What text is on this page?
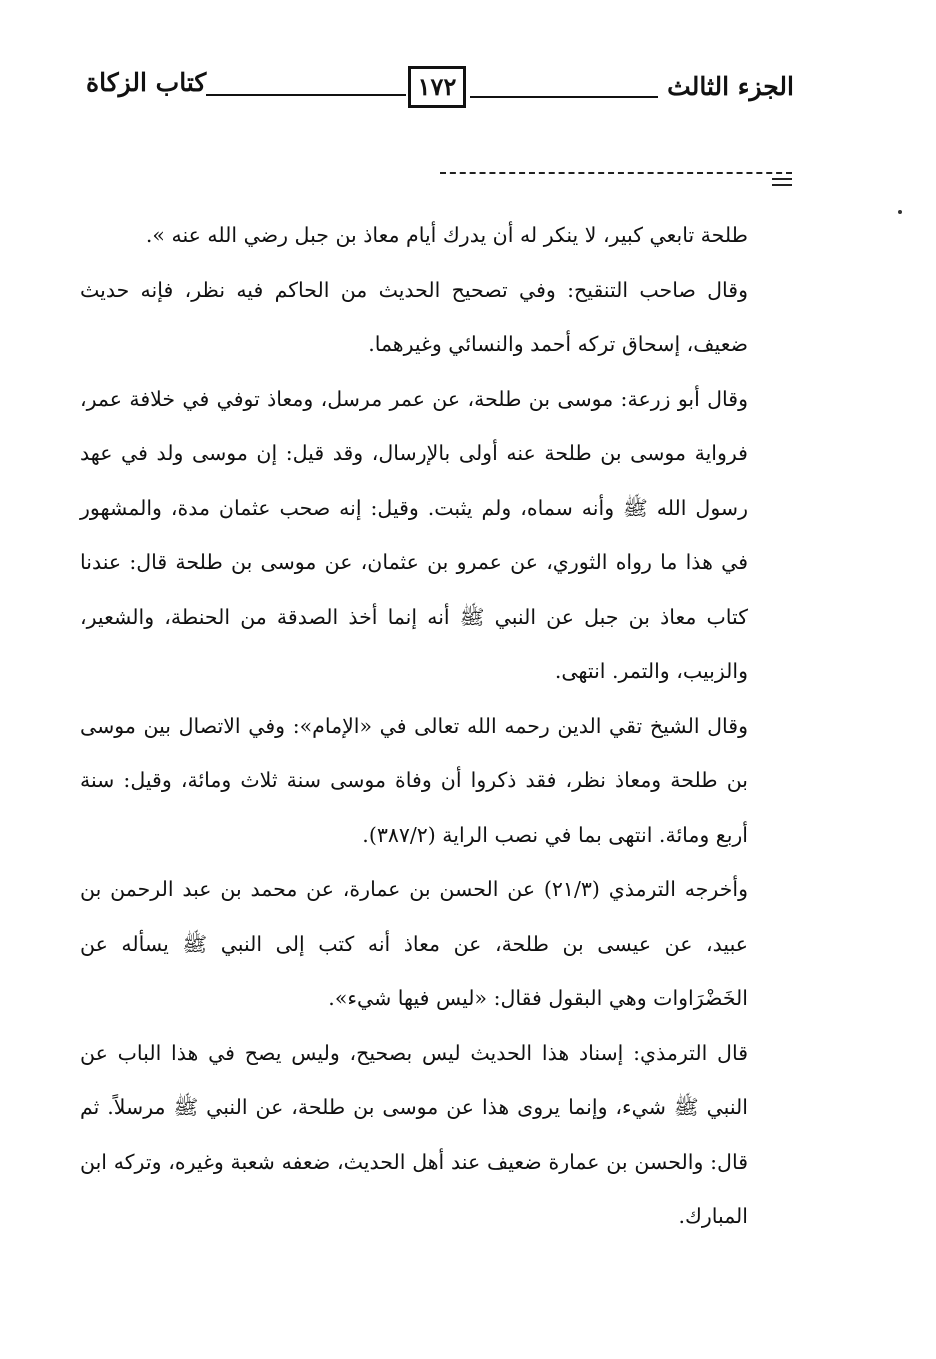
الجزء الثالث
١٧٢
كتاب الزكاة

طلحة تابعي كبير، لا ينكر له أن يدرك أيام معاذ بن جبل رضي الله عنه ».

وقال صاحب التنقيح: وفي تصحيح الحديث من الحاكم فيه نظر، فإنه حديث ضعيف، إسحاق تركه أحمد والنسائي وغيرهما.

وقال أبو زرعة: موسى بن طلحة، عن عمر مرسل، ومعاذ توفي في خلافة عمر، فرواية موسى بن طلحة عنه أولى بالإرسال، وقد قيل: إن موسى ولد في عهد رسول الله ﷺ وأنه سماه، ولم يثبت. وقيل: إنه صحب عثمان مدة، والمشهور في هذا ما رواه الثوري، عن عمرو بن عثمان، عن موسى بن طلحة قال: عندنا كتاب معاذ بن جبل عن النبي ﷺ أنه إنما أخذ الصدقة من الحنطة، والشعير، والزبيب، والتمر. انتهى.

وقال الشيخ تقي الدين رحمه الله تعالى في «الإمام»: وفي الاتصال بين موسى بن طلحة ومعاذ نظر، فقد ذكروا أن وفاة موسى سنة ثلاث ومائة، وقيل: سنة أربع ومائة. انتهى بما في نصب الراية (٣٨٧/٢).

وأخرجه الترمذي (٢١/٣) عن الحسن بن عمارة، عن محمد بن عبد الرحمن بن عبيد، عن عيسى بن طلحة، عن معاذ أنه كتب إلى النبي ﷺ يسأله عن الخَضْرَاوات وهي البقول فقال: «ليس فيها شيء».

قال الترمذي: إسناد هذا الحديث ليس بصحيح، وليس يصح في هذا الباب عن النبي ﷺ شيء، وإنما يروى هذا عن موسى بن طلحة، عن النبي ﷺ مرسلاً. ثم قال: والحسن بن عمارة ضعيف عند أهل الحديث، ضعفه شعبة وغيره، وتركه ابن المبارك.
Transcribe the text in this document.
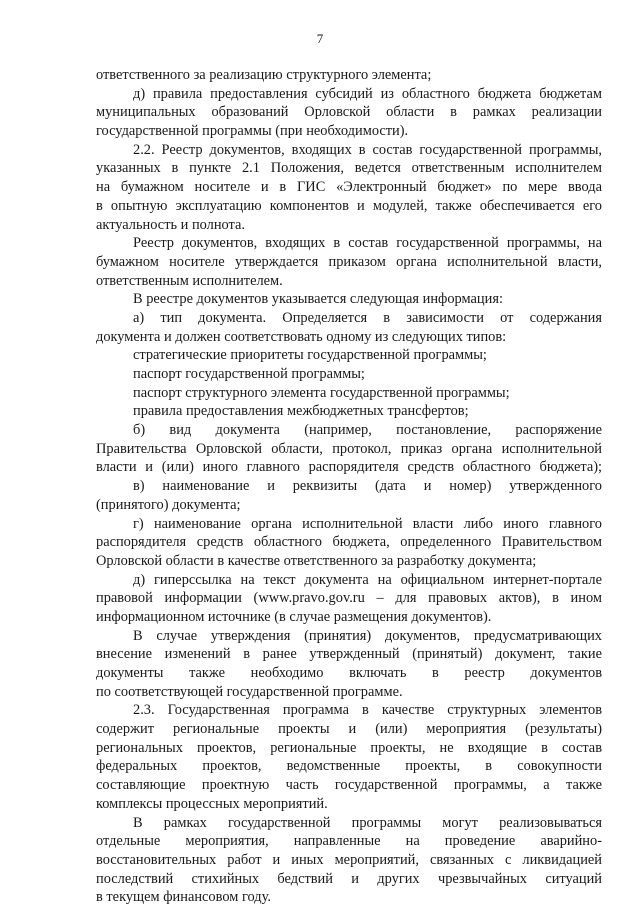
7
ответственного за реализацию структурного элемента;
д) правила предоставления субсидий из областного бюджета бюджетам
муниципальных образований Орловской области в рамках реализации
государственной программы (при необходимости).
2.2. Реестр документов, входящих в состав государственной программы,
указанных в пункте 2.1 Положения, ведется ответственным исполнителем
на бумажном носителе и в ГИС «Электронный бюджет» по мере ввода
в опытную эксплуатацию компонентов и модулей, также обеспечивается его
актуальность и полнота.
Реестр документов, входящих в состав государственной программы, на
бумажном носителе утверждается приказом органа исполнительной власти,
ответственным исполнителем.
В реестре документов указывается следующая информация:
а) тип документа. Определяется в зависимости от содержания
документа и должен соответствовать одному из следующих типов:
стратегические приоритеты государственной программы;
паспорт государственной программы;
паспорт структурного элемента государственной программы;
правила предоставления межбюджетных трансфертов;
б) вид документа (например, постановление, распоряжение
Правительства Орловской области, протокол, приказ органа исполнительной
власти и (или) иного главного распорядителя средств областного бюджета);
в) наименование и реквизиты (дата и номер) утвержденного
(принятого) документа;
г) наименование органа исполнительной власти либо иного главного
распорядителя средств областного бюджета, определенного Правительством
Орловской области в качестве ответственного за разработку документа;
д) гиперссылка на текст документа на официальном интернет-портале
правовой информации (www.pravo.gov.ru – для правовых актов), в ином
информационном источнике (в случае размещения документов).
В случае утверждения (принятия) документов, предусматривающих
внесение изменений в ранее утвержденный (принятый) документ, такие
документы также необходимо включать в реестр документов
по соответствующей государственной программе.
2.3. Государственная программа в качестве структурных элементов
содержит региональные проекты и (или) мероприятия (результаты)
региональных проектов, региональные проекты, не входящие в состав
федеральных проектов, ведомственные проекты, в совокупности
составляющие проектную часть государственной программы, а также
комплексы процессных мероприятий.
В рамках государственной программы могут реализовываться
отдельные мероприятия, направленные на проведение аварийно-
восстановительных работ и иных мероприятий, связанных с ликвидацией
последствий стихийных бедствий и других чрезвычайных ситуаций
в текущем финансовом году.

━━━━━━━━━━━━━━━━━━━━

Repeat the material exactly as it reads, without any of its pictures.

RESULT OF THE TASK:
What text is on this page?
الجزء الثالث
١٧٢
كتاب الزكاة

طلحة تابعي كبير، لا ينكر له أن يدرك أيام معاذ بن جبل رضي الله عنه ».

وقال صاحب التنقيح: وفي تصحيح الحديث من الحاكم فيه نظر، فإنه حديث ضعيف، إسحاق تركه أحمد والنسائي وغيرهما.

وقال أبو زرعة: موسى بن طلحة، عن عمر مرسل، ومعاذ توفي في خلافة عمر، فرواية موسى بن طلحة عنه أولى بالإرسال، وقد قيل: إن موسى ولد في عهد رسول الله ﷺ وأنه سماه، ولم يثبت. وقيل: إنه صحب عثمان مدة، والمشهور في هذا ما رواه الثوري، عن عمرو بن عثمان، عن موسى بن طلحة قال: عندنا كتاب معاذ بن جبل عن النبي ﷺ أنه إنما أخذ الصدقة من الحنطة، والشعير، والزبيب، والتمر. انتهى.

وقال الشيخ تقي الدين رحمه الله تعالى في «الإمام»: وفي الاتصال بين موسى بن طلحة ومعاذ نظر، فقد ذكروا أن وفاة موسى سنة ثلاث ومائة، وقيل: سنة أربع ومائة. انتهى بما في نصب الراية (٣٨٧/٢).

وأخرجه الترمذي (٢١/٣) عن الحسن بن عمارة، عن محمد بن عبد الرحمن بن عبيد، عن عيسى بن طلحة، عن معاذ أنه كتب إلى النبي ﷺ يسأله عن الخَضْرَاوات وهي البقول فقال: «ليس فيها شيء».

قال الترمذي: إسناد هذا الحديث ليس بصحيح، وليس يصح في هذا الباب عن النبي ﷺ شيء، وإنما يروى هذا عن موسى بن طلحة، عن النبي ﷺ مرسلاً. ثم قال: والحسن بن عمارة ضعيف عند أهل الحديث، ضعفه شعبة وغيره، وتركه ابن المبارك.
Transcribe the text in this document.
7
ответственного за реализацию структурного элемента;
д) правила предоставления субсидий из областного бюджета бюджетам
муниципальных образований Орловской области в рамках реализации
государственной программы (при необходимости).
2.2. Реестр документов, входящих в состав государственной программы,
указанных в пункте 2.1 Положения, ведется ответственным исполнителем
на бумажном носителе и в ГИС «Электронный бюджет» по мере ввода
в опытную эксплуатацию компонентов и модулей, также обеспечивается его
актуальность и полнота.
Реестр документов, входящих в состав государственной программы, на
бумажном носителе утверждается приказом органа исполнительной власти,
ответственным исполнителем.
В реестре документов указывается следующая информация:
а) тип документа. Определяется в зависимости от содержания
документа и должен соответствовать одному из следующих типов:
стратегические приоритеты государственной программы;
паспорт государственной программы;
паспорт структурного элемента государственной программы;
правила предоставления межбюджетных трансфертов;
б) вид документа (например, постановление, распоряжение
Правительства Орловской области, протокол, приказ органа исполнительной
власти и (или) иного главного распорядителя средств областного бюджета);
в) наименование и реквизиты (дата и номер) утвержденного
(принятого) документа;
г) наименование органа исполнительной власти либо иного главного
распорядителя средств областного бюджета, определенного Правительством
Орловской области в качестве ответственного за разработку документа;
д) гиперссылка на текст документа на официальном интернет-портале
правовой информации (www.pravo.gov.ru – для правовых актов), в ином
информационном источнике (в случае размещения документов).
В случае утверждения (принятия) документов, предусматривающих
внесение изменений в ранее утвержденный (принятый) документ, такие
документы также необходимо включать в реестр документов
по соответствующей государственной программе.
2.3. Государственная программа в качестве структурных элементов
содержит региональные проекты и (или) мероприятия (результаты)
региональных проектов, региональные проекты, не входящие в состав
федеральных проектов, ведомственные проекты, в совокупности
составляющие проектную часть государственной программы, а также
комплексы процессных мероприятий.
В рамках государственной программы могут реализовываться
отдельные мероприятия, направленные на проведение аварийно-
восстановительных работ и иных мероприятий, связанных с ликвидацией
последствий стихийных бедствий и других чрезвычайных ситуаций
в текущем финансовом году.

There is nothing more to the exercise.